== Data for processing

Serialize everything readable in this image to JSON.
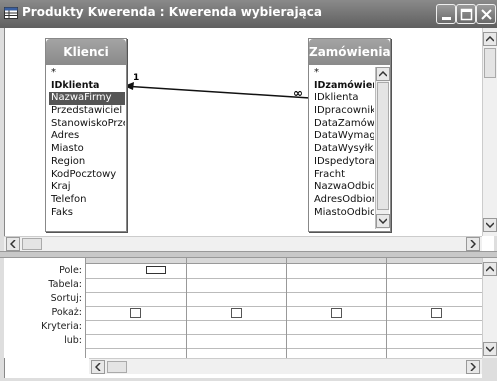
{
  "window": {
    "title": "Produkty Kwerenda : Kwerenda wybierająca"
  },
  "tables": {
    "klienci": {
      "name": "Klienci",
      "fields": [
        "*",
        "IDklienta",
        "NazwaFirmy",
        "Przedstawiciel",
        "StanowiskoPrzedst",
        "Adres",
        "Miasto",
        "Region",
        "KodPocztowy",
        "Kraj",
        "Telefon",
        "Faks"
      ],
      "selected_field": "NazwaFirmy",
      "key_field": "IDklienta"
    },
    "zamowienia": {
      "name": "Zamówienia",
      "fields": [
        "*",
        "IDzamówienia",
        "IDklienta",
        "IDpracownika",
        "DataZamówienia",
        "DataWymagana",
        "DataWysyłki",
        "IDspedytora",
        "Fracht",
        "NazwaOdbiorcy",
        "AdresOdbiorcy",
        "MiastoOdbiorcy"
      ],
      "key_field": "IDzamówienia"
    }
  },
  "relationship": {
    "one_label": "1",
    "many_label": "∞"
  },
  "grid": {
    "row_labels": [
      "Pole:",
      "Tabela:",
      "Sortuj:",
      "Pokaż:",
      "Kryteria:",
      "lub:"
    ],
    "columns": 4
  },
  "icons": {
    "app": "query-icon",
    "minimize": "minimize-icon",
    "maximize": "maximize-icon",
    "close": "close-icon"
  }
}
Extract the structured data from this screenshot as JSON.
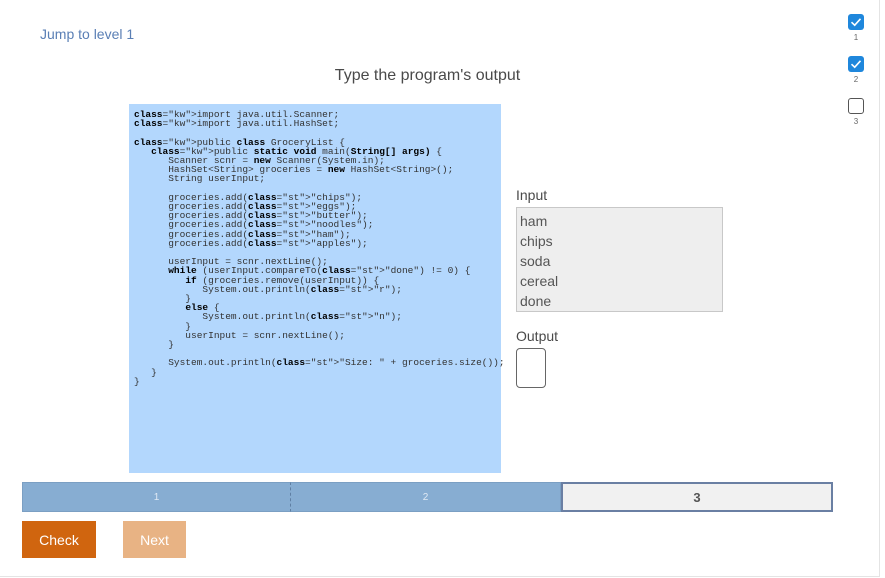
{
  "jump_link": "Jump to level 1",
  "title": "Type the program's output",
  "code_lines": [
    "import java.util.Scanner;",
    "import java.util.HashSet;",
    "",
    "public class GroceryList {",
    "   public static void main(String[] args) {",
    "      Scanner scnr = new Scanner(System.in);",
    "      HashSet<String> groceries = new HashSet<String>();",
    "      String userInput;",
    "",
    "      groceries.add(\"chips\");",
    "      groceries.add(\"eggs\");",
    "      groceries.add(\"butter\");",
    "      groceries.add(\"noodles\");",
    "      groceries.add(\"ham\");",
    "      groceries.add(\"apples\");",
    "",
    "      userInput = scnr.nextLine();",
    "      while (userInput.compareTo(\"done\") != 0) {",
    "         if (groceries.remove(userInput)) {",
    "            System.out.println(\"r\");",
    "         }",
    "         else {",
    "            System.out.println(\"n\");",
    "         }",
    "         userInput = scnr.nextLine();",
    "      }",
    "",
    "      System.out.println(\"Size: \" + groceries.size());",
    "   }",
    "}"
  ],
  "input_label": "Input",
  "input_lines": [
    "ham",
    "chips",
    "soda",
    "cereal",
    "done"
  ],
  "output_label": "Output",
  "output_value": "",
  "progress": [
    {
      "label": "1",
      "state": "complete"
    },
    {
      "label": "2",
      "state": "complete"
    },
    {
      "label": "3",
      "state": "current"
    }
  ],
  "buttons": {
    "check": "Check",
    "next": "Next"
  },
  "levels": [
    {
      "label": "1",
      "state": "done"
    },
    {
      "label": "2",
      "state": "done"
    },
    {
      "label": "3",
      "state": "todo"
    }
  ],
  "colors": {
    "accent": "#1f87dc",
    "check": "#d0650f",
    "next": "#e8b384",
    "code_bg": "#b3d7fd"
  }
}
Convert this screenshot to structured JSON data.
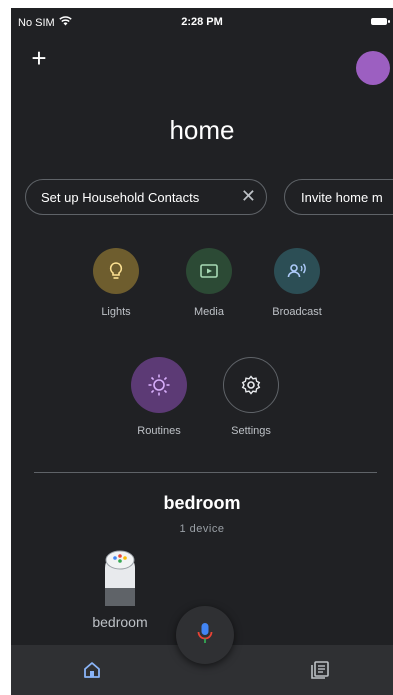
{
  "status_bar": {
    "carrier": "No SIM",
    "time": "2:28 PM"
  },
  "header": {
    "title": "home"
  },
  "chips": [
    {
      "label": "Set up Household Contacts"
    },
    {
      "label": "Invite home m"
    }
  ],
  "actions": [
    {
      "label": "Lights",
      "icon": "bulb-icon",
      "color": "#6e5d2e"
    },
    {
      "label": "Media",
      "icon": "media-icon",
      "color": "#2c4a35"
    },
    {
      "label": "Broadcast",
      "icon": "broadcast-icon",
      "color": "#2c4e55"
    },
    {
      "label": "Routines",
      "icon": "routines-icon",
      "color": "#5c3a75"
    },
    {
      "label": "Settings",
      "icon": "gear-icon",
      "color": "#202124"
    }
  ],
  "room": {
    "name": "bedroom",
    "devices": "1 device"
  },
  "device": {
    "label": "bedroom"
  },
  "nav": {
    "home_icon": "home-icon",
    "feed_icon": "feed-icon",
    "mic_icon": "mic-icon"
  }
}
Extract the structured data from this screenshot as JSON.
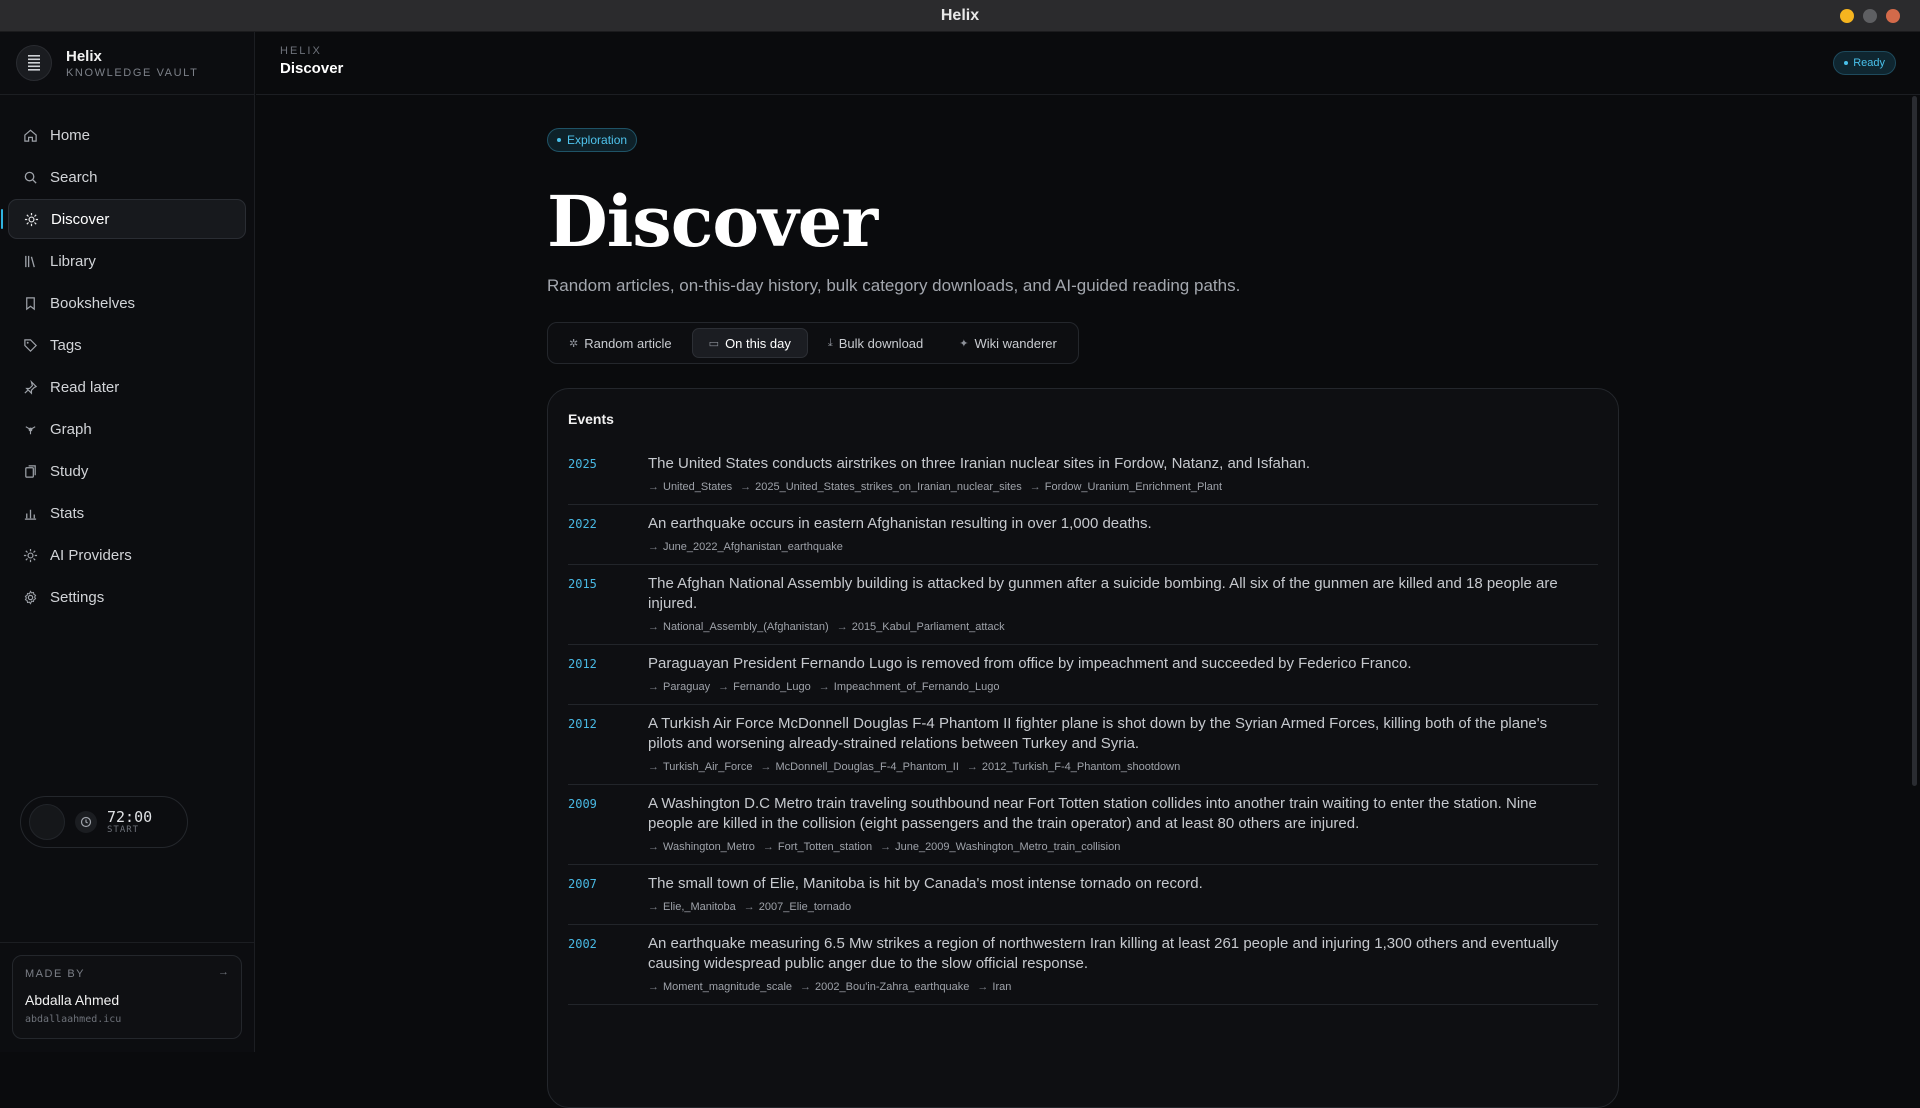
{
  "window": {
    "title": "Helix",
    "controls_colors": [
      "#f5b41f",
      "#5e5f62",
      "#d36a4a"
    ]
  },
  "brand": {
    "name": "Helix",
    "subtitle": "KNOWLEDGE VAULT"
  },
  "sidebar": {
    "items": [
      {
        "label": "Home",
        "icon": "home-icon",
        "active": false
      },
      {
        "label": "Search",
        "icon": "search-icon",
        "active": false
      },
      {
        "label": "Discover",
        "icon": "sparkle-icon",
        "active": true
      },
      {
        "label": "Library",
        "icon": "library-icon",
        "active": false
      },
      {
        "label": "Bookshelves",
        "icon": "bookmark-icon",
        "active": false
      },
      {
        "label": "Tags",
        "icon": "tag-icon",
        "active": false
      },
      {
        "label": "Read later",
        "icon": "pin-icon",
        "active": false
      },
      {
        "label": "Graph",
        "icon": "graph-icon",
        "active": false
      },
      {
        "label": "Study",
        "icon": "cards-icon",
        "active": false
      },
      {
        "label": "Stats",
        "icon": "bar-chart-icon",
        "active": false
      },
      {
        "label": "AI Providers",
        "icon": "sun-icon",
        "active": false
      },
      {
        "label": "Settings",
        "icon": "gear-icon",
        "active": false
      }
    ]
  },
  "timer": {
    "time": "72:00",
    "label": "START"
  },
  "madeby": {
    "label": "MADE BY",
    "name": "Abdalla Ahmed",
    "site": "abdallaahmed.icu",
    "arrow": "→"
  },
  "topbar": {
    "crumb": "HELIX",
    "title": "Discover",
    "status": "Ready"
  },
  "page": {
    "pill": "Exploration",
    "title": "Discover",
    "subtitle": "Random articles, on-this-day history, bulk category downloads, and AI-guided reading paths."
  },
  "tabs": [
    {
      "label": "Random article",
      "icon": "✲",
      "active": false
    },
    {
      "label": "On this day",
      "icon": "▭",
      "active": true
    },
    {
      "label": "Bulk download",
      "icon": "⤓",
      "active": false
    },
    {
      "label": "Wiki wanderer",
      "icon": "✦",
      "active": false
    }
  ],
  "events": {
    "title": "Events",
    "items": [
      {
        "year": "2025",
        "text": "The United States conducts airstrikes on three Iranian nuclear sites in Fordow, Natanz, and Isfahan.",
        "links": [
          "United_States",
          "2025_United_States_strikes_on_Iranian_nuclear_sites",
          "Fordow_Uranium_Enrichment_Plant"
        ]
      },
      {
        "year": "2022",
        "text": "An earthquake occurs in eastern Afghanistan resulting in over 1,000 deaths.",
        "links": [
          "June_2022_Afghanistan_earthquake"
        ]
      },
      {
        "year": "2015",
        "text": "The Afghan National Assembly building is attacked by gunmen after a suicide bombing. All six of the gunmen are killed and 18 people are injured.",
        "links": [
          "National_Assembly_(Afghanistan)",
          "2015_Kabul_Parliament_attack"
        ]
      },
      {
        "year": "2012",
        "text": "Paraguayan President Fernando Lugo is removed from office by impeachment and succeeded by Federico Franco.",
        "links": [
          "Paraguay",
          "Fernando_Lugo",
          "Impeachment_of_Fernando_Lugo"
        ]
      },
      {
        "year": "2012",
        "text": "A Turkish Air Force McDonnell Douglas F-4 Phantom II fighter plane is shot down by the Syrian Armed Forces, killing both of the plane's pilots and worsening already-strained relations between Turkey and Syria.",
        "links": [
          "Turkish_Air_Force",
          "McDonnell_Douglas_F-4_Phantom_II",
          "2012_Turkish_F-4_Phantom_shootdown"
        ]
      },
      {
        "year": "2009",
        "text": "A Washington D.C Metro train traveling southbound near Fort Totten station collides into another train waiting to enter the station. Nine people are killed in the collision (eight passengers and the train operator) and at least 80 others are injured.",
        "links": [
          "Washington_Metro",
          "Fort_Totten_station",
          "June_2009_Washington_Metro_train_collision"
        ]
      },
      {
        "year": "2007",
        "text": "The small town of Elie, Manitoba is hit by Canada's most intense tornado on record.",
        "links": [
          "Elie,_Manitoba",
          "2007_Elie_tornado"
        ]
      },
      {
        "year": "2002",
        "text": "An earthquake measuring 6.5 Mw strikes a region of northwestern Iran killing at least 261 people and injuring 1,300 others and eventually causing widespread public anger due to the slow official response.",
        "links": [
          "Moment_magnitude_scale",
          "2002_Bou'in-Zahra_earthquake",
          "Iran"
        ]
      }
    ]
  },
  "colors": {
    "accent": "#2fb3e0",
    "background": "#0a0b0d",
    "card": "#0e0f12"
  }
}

====
== Data for processing

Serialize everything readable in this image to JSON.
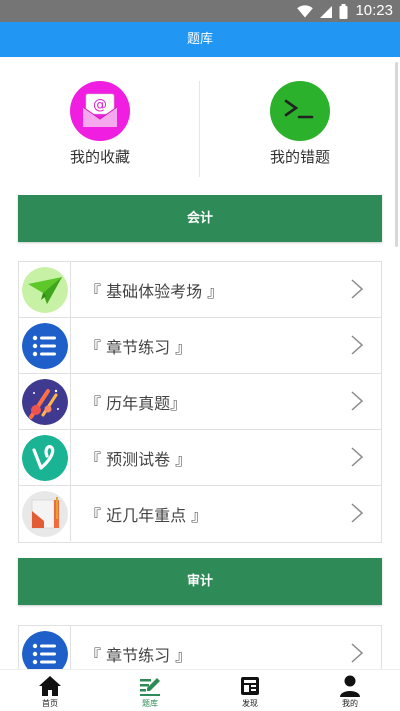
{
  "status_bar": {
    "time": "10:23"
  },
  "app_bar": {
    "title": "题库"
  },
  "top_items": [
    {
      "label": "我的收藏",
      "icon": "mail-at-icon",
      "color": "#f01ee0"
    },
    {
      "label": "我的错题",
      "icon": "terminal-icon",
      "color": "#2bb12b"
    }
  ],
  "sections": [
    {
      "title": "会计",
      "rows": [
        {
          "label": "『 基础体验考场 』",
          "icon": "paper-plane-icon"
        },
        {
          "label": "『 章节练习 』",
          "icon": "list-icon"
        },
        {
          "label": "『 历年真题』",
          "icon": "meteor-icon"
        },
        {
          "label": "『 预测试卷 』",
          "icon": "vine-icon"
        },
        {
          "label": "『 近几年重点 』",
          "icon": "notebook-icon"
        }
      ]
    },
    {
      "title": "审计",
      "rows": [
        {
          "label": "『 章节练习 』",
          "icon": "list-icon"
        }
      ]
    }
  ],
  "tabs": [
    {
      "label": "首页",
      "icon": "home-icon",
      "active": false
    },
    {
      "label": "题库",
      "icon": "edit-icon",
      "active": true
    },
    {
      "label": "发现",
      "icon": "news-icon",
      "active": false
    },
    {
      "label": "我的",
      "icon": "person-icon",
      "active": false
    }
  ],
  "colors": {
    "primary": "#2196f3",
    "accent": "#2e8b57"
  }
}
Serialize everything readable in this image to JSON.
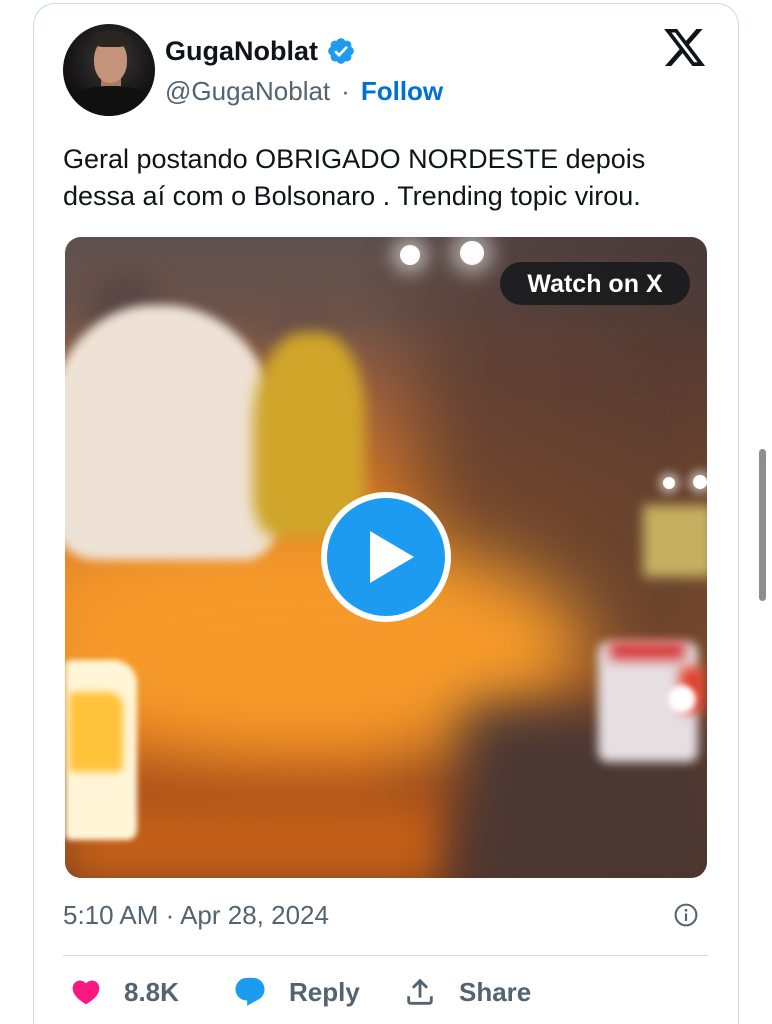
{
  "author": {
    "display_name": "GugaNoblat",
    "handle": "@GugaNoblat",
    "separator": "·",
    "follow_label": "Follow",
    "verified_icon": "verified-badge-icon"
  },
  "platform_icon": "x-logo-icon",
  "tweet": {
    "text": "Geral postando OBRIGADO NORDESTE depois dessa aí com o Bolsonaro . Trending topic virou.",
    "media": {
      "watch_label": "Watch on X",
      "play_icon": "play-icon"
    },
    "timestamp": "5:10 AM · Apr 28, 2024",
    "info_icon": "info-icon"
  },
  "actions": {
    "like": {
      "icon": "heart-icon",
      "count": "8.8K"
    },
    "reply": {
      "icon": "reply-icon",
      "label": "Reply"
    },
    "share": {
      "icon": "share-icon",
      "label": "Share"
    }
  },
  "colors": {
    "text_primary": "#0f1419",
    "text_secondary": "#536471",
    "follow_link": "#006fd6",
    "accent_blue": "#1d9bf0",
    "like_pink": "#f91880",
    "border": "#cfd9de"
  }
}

====

#### [Description of the task]
Provide the count, and nothing else, of lines in the data above where the word "nextLine" occurs.

#### [Final answer]
2